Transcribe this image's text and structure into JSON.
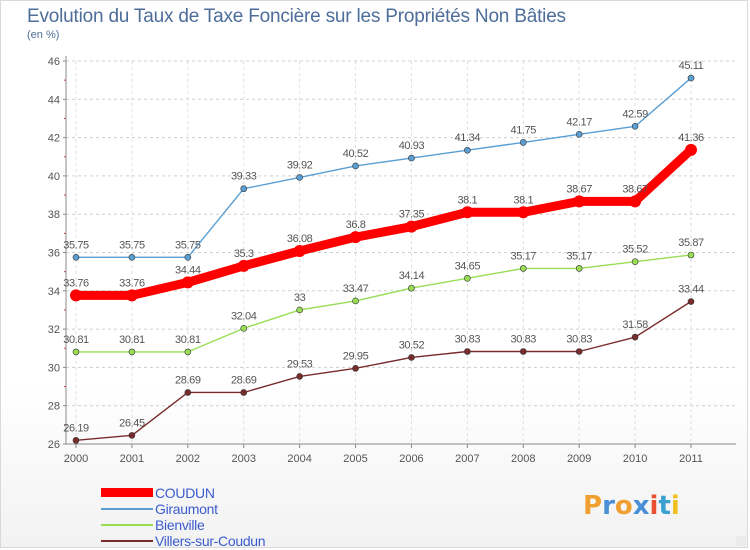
{
  "title": "Evolution du Taux de Taxe Foncière sur les Propriétés Non Bâties",
  "subtitle": "(en %)",
  "logo": {
    "text": "Proxiti",
    "colors": [
      "#f0a030",
      "#4a90d8",
      "#f0a030",
      "#4a90d8",
      "#e85030",
      "#3aa0d0",
      "#f0c020"
    ]
  },
  "chart_data": {
    "type": "line",
    "title": "Evolution du Taux de Taxe Foncière sur les Propriétés Non Bâties",
    "ylabel": "(en %)",
    "xlabel": "",
    "x": [
      "2000",
      "2001",
      "2002",
      "2003",
      "2004",
      "2005",
      "2006",
      "2007",
      "2008",
      "2009",
      "2010",
      "2011"
    ],
    "ylim": [
      26,
      46
    ],
    "yticks": [
      "26",
      "28",
      "30",
      "32",
      "34",
      "36",
      "38",
      "40",
      "42",
      "44",
      "46"
    ],
    "grid": true,
    "legend_position": "bottom-left",
    "series": [
      {
        "name": "COUDUN",
        "color": "#ff0000",
        "values": [
          33.76,
          33.76,
          34.44,
          35.3,
          36.08,
          36.8,
          37.35,
          38.1,
          38.1,
          38.67,
          38.67,
          41.36
        ],
        "labels": [
          "33.76",
          "33.76",
          "34.44",
          "35.3",
          "36.08",
          "36.8",
          "37.35",
          "38.1",
          "38.1",
          "38.67",
          "38.67",
          "41.36"
        ]
      },
      {
        "name": "Giraumont",
        "color": "#5a9fd4",
        "values": [
          35.75,
          35.75,
          35.75,
          39.33,
          39.92,
          40.52,
          40.93,
          41.34,
          41.75,
          42.17,
          42.59,
          45.11
        ],
        "labels": [
          "35.75",
          "35.75",
          "35.75",
          "39.33",
          "39.92",
          "40.52",
          "40.93",
          "41.34",
          "41.75",
          "42.17",
          "42.59",
          "45.11"
        ]
      },
      {
        "name": "Bienville",
        "color": "#99dd55",
        "values": [
          30.81,
          30.81,
          30.81,
          32.04,
          33,
          33.47,
          34.14,
          34.65,
          35.17,
          35.17,
          35.52,
          35.87
        ],
        "labels": [
          "30.81",
          "30.81",
          "30.81",
          "32.04",
          "33",
          "33.47",
          "34.14",
          "34.65",
          "35.17",
          "35.17",
          "35.52",
          "35.87"
        ]
      },
      {
        "name": "Villers-sur-Coudun",
        "color": "#7a2c2c",
        "values": [
          26.19,
          26.45,
          28.69,
          28.69,
          29.53,
          29.95,
          30.52,
          30.83,
          30.83,
          30.83,
          31.58,
          33.44
        ],
        "labels": [
          "26.19",
          "26.45",
          "28.69",
          "28.69",
          "29.53",
          "29.95",
          "30.52",
          "30.83",
          "30.83",
          "30.83",
          "31.58",
          "33.44"
        ]
      }
    ]
  }
}
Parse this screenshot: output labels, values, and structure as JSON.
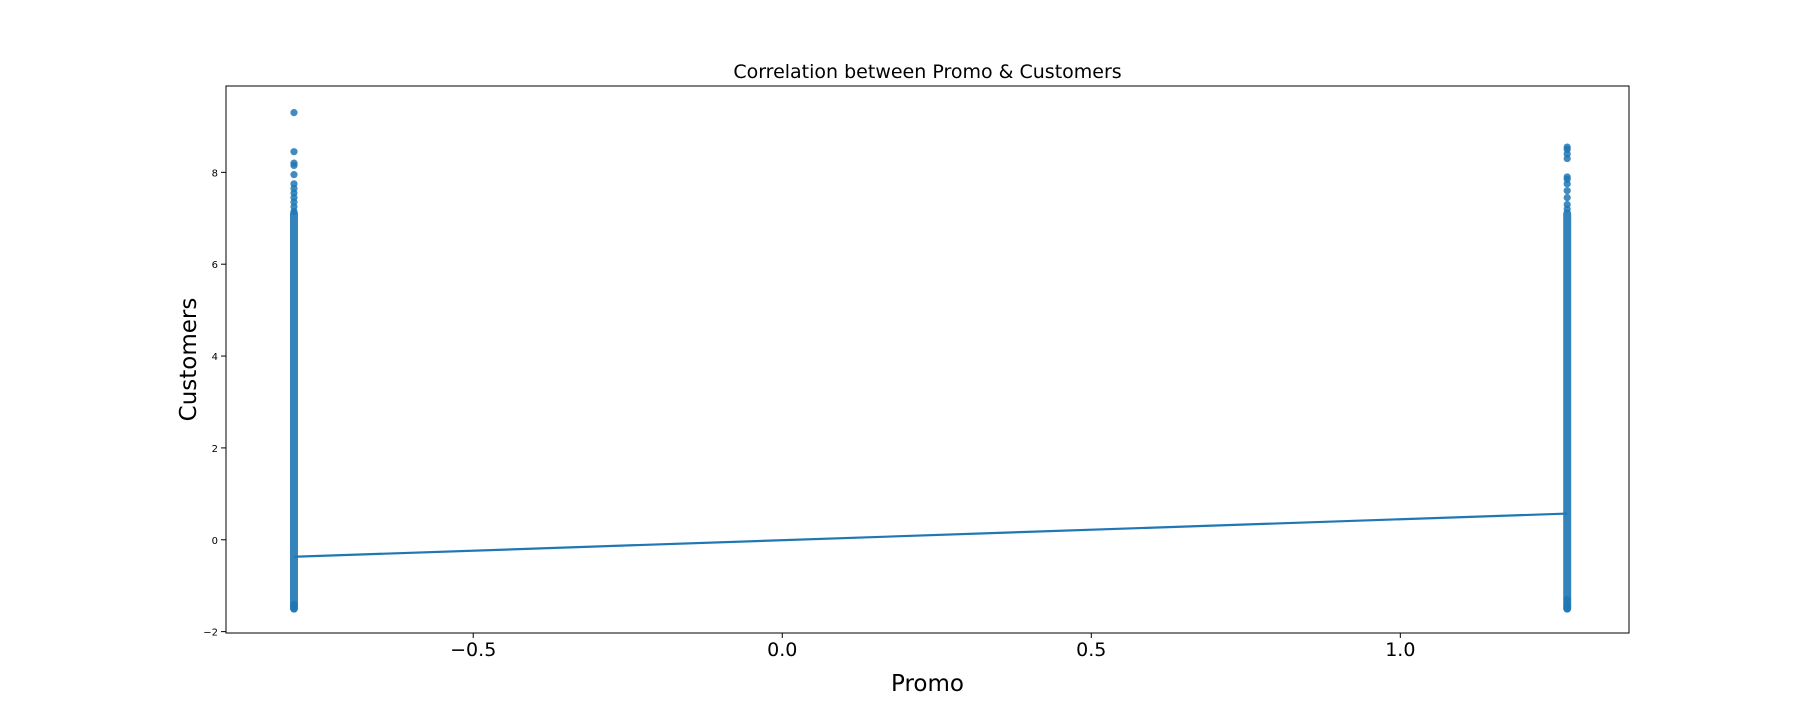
{
  "chart_data": {
    "type": "scatter",
    "title": "Correlation between Promo & Customers",
    "xlabel": "Promo",
    "ylabel": "Customers",
    "xlim": [
      -0.9,
      1.37
    ],
    "ylim": [
      -2.03,
      9.88
    ],
    "xticks": [
      -0.5,
      0.0,
      0.5,
      1.0
    ],
    "xtick_labels": [
      "−0.5",
      "0.0",
      "0.5",
      "1.0"
    ],
    "yticks": [
      -2,
      0,
      2,
      4,
      6,
      8
    ],
    "ytick_labels": [
      "−2",
      "0",
      "2",
      "4",
      "6",
      "8"
    ],
    "grid": false,
    "series": [
      {
        "x_value": -0.79,
        "y_range": [
          -1.5,
          7.1
        ],
        "points": [
          -1.5,
          -1.45,
          -1.4,
          7.15,
          7.25,
          7.35,
          7.45,
          7.55,
          7.65,
          7.75,
          7.95,
          8.15,
          8.2,
          8.45,
          9.3
        ]
      },
      {
        "x_value": 1.27,
        "y_range": [
          -1.5,
          7.1
        ],
        "points": [
          -1.5,
          -1.45,
          -1.4,
          -1.3,
          7.2,
          7.3,
          7.45,
          7.6,
          7.75,
          7.85,
          7.9,
          8.3,
          8.4,
          8.5,
          8.55
        ]
      }
    ],
    "regression_line": {
      "x": [
        -0.79,
        1.27
      ],
      "y": [
        -0.37,
        0.57
      ]
    },
    "colors": {
      "points": "#1f77b4",
      "line": "#1f77b4"
    }
  }
}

+ + + + + + +

To do – Write out exactly the lines from the one containing "Parse this screenshot: output" through the last line of the records above, both ends included, and leave out any pictures.

Reply –
Parse this screenshot: output labels, values, and structure as JSON.
{
  "chart_data": {
    "type": "scatter",
    "title": "Correlation between Promo & Customers",
    "xlabel": "Promo",
    "ylabel": "Customers",
    "xlim": [
      -0.9,
      1.37
    ],
    "ylim": [
      -2.03,
      9.88
    ],
    "xticks": [
      -0.5,
      0.0,
      0.5,
      1.0
    ],
    "xtick_labels": [
      "−0.5",
      "0.0",
      "0.5",
      "1.0"
    ],
    "yticks": [
      -2,
      0,
      2,
      4,
      6,
      8
    ],
    "ytick_labels": [
      "−2",
      "0",
      "2",
      "4",
      "6",
      "8"
    ],
    "grid": false,
    "series": [
      {
        "x_value": -0.79,
        "y_range": [
          -1.5,
          7.1
        ],
        "points": [
          -1.5,
          -1.45,
          -1.4,
          7.15,
          7.25,
          7.35,
          7.45,
          7.55,
          7.65,
          7.75,
          7.95,
          8.15,
          8.2,
          8.45,
          9.3
        ]
      },
      {
        "x_value": 1.27,
        "y_range": [
          -1.5,
          7.1
        ],
        "points": [
          -1.5,
          -1.45,
          -1.4,
          -1.3,
          7.2,
          7.3,
          7.45,
          7.6,
          7.75,
          7.85,
          7.9,
          8.3,
          8.4,
          8.5,
          8.55
        ]
      }
    ],
    "regression_line": {
      "x": [
        -0.79,
        1.27
      ],
      "y": [
        -0.37,
        0.57
      ]
    },
    "colors": {
      "points": "#1f77b4",
      "line": "#1f77b4"
    }
  }
}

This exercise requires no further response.